## START

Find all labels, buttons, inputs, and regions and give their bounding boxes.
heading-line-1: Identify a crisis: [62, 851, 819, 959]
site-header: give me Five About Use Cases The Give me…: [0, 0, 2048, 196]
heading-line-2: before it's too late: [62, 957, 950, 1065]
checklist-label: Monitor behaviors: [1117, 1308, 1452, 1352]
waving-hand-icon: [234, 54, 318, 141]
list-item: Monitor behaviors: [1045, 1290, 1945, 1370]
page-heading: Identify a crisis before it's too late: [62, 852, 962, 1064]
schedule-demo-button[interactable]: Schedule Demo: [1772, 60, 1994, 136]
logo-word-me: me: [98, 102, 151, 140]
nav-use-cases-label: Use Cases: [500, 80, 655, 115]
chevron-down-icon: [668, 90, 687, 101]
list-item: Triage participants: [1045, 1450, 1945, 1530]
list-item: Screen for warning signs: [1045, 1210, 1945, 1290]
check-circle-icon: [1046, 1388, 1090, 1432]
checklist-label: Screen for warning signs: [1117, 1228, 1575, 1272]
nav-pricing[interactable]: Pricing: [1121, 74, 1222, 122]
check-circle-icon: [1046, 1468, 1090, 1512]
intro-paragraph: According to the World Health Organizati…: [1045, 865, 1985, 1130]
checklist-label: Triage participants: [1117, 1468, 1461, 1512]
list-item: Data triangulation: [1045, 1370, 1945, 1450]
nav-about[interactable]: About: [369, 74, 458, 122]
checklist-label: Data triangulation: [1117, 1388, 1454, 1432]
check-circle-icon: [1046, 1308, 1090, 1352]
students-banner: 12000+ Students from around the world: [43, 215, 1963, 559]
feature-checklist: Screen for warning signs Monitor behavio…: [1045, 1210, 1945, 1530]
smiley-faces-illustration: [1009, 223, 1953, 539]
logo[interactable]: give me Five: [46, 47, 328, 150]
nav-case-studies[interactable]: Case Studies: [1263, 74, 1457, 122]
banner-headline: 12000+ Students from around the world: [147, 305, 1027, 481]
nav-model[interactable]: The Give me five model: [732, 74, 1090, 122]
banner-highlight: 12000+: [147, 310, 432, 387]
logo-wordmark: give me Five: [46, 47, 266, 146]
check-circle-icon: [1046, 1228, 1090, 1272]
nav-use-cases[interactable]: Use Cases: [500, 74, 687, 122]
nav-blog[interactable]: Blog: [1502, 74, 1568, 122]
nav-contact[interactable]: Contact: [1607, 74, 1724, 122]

## END

Print the entries above from the first line through the line that contains "page-heading: Identify a", including both of those lines, and copy each one without any change.

Find all labels, buttons, inputs, and regions and give their bounding boxes.
heading-line-1: Identify a crisis: [62, 851, 819, 959]
site-header: give me Five About Use Cases The Give me…: [0, 0, 2048, 196]
heading-line-2: before it's too late: [62, 957, 950, 1065]
checklist-label: Monitor behaviors: [1117, 1308, 1452, 1352]
waving-hand-icon: [234, 54, 318, 141]
list-item: Monitor behaviors: [1045, 1290, 1945, 1370]
page-heading: Identify a crisis before it's too late: [62, 852, 962, 1064]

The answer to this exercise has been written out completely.